#### Description of the task
In the records below, pick out all lines containing the word "Default".

::::::::::

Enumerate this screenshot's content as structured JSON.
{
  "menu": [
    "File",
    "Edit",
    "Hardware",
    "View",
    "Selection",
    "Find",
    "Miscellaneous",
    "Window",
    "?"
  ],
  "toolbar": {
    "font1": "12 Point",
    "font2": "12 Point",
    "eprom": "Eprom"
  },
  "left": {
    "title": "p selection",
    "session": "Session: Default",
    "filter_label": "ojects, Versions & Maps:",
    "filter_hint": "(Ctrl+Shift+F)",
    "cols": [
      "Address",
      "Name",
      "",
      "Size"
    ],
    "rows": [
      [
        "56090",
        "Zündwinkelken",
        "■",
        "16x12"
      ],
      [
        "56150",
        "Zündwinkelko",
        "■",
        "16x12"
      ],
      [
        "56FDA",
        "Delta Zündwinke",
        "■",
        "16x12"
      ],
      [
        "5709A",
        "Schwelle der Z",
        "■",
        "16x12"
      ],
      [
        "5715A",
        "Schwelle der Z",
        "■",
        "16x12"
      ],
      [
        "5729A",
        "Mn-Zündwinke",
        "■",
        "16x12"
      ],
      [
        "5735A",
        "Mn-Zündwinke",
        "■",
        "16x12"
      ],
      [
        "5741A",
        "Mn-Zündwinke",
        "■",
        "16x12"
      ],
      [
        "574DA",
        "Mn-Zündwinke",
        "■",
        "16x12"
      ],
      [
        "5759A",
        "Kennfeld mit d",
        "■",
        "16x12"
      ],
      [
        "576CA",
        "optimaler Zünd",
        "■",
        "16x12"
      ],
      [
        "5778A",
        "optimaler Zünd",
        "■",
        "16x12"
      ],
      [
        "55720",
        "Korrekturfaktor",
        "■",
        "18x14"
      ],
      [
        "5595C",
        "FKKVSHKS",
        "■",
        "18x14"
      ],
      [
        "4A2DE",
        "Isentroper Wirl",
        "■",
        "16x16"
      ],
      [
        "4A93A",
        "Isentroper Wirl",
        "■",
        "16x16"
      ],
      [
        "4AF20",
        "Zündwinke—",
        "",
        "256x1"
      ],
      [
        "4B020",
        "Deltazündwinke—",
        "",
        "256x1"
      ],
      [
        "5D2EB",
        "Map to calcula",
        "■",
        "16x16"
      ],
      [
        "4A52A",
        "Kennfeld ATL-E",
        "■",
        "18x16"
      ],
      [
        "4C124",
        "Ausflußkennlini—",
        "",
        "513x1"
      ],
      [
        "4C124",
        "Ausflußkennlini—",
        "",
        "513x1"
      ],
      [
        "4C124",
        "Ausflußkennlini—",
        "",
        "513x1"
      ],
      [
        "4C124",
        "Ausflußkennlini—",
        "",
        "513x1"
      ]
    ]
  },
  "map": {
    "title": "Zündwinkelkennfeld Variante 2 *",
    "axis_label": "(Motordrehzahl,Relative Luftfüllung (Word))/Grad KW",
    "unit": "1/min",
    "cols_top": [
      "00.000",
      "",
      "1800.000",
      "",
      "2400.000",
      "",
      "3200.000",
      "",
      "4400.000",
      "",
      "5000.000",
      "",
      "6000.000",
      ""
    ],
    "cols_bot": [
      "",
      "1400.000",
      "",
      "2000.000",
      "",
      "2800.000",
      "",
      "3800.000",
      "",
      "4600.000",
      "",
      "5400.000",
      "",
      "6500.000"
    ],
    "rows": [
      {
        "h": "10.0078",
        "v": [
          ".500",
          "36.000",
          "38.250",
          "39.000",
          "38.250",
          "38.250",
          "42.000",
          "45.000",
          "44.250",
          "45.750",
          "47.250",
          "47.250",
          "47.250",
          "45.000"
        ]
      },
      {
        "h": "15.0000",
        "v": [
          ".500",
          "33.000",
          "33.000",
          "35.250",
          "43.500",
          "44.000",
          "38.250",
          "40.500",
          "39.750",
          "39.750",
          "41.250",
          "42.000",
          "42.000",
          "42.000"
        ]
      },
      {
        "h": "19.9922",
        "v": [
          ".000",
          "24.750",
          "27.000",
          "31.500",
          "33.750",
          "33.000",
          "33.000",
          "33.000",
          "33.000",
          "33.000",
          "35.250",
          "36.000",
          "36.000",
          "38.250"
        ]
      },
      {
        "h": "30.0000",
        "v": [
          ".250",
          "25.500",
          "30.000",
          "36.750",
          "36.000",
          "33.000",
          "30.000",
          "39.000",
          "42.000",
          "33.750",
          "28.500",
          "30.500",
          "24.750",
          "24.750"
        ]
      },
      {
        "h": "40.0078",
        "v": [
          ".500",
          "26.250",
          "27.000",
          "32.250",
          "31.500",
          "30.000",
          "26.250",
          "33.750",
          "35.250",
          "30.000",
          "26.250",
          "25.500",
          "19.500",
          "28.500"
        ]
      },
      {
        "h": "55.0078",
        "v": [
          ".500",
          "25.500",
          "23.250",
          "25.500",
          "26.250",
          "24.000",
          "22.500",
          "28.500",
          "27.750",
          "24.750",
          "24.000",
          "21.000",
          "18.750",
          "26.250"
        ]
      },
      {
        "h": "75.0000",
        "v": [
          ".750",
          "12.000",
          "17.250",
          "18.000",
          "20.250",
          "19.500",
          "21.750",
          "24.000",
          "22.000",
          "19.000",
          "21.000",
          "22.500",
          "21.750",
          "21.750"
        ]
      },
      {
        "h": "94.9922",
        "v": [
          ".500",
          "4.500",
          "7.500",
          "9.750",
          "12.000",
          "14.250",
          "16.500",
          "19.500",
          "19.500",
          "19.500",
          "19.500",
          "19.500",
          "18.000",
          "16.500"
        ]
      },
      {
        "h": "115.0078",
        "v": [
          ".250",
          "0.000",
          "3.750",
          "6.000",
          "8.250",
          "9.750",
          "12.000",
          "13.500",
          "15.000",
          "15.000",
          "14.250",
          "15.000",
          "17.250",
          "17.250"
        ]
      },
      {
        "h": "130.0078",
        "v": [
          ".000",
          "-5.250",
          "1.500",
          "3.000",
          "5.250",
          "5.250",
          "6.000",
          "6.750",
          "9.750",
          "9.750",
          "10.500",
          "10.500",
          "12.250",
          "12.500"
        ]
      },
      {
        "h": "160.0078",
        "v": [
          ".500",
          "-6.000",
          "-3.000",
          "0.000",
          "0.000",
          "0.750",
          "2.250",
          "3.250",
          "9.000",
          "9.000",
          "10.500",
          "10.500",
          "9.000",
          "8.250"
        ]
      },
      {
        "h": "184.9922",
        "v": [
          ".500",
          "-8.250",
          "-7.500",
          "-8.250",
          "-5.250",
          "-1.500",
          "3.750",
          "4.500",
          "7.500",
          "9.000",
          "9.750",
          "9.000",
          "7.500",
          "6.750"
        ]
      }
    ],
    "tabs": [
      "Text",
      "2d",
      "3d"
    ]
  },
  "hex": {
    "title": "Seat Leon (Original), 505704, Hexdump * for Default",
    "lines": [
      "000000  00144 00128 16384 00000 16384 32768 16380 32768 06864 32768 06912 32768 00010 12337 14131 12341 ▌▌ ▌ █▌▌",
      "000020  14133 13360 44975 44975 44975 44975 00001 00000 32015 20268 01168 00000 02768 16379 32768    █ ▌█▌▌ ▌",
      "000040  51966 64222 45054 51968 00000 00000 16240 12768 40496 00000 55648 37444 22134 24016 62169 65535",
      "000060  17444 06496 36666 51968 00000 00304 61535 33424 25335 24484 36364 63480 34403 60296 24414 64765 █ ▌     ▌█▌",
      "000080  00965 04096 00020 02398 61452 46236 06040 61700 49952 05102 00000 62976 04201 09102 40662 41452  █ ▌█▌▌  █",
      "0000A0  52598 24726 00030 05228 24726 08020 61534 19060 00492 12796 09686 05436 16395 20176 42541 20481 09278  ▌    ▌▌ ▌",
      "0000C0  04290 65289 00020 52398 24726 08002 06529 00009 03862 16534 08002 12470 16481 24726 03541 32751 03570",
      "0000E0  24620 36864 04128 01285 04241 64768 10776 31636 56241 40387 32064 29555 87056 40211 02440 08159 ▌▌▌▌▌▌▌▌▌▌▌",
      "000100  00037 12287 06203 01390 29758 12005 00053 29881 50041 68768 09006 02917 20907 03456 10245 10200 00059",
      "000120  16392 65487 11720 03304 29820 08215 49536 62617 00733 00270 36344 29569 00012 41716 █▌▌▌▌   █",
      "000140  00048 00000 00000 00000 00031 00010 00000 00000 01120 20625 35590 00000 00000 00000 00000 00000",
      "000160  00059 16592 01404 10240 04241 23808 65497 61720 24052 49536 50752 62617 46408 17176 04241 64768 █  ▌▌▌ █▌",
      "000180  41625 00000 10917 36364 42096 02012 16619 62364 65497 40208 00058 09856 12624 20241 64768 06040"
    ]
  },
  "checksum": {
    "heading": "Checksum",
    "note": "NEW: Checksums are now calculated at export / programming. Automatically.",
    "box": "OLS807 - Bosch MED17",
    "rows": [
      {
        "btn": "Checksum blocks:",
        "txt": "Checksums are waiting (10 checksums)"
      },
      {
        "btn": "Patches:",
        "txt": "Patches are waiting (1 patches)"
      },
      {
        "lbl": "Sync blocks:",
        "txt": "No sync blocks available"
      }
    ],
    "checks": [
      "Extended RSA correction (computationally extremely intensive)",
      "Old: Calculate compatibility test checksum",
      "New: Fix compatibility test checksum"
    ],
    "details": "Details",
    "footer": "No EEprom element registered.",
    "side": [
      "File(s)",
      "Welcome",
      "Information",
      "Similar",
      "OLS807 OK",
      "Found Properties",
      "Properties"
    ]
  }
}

::::::::::

#### Task answer
    "session": "Session: Default",
    "title": "Seat Leon (Original), 505704, Hexdump * for Default",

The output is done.